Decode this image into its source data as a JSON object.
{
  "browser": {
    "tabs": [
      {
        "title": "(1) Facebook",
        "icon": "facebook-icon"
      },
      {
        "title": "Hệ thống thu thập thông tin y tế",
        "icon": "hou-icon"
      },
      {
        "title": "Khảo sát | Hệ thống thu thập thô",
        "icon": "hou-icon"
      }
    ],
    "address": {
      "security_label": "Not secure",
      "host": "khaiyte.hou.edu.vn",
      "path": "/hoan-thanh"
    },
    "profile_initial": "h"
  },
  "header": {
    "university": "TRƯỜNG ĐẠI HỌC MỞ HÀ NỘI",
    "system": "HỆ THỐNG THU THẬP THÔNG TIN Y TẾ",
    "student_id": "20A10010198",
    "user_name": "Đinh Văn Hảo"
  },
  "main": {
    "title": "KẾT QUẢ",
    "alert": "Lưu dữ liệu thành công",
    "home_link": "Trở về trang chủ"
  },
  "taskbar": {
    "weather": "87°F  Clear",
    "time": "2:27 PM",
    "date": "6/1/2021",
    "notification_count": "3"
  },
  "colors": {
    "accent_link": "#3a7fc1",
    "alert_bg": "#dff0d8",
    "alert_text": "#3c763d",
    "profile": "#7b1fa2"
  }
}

**Problem requirements:**
Retype the listing exactly, in full.

**Exercise answer:**
Decode this image into its source data as a JSON object.
{
  "browser": {
    "tabs": [
      {
        "title": "(1) Facebook",
        "icon": "facebook-icon"
      },
      {
        "title": "Hệ thống thu thập thông tin y tế",
        "icon": "hou-icon"
      },
      {
        "title": "Khảo sát | Hệ thống thu thập thô",
        "icon": "hou-icon"
      }
    ],
    "address": {
      "security_label": "Not secure",
      "host": "khaiyte.hou.edu.vn",
      "path": "/hoan-thanh"
    },
    "profile_initial": "h"
  },
  "header": {
    "university": "TRƯỜNG ĐẠI HỌC MỞ HÀ NỘI",
    "system": "HỆ THỐNG THU THẬP THÔNG TIN Y TẾ",
    "student_id": "20A10010198",
    "user_name": "Đinh Văn Hảo"
  },
  "main": {
    "title": "KẾT QUẢ",
    "alert": "Lưu dữ liệu thành công",
    "home_link": "Trở về trang chủ"
  },
  "taskbar": {
    "weather": "87°F  Clear",
    "time": "2:27 PM",
    "date": "6/1/2021",
    "notification_count": "3"
  },
  "colors": {
    "accent_link": "#3a7fc1",
    "alert_bg": "#dff0d8",
    "alert_text": "#3c763d",
    "profile": "#7b1fa2"
  }
}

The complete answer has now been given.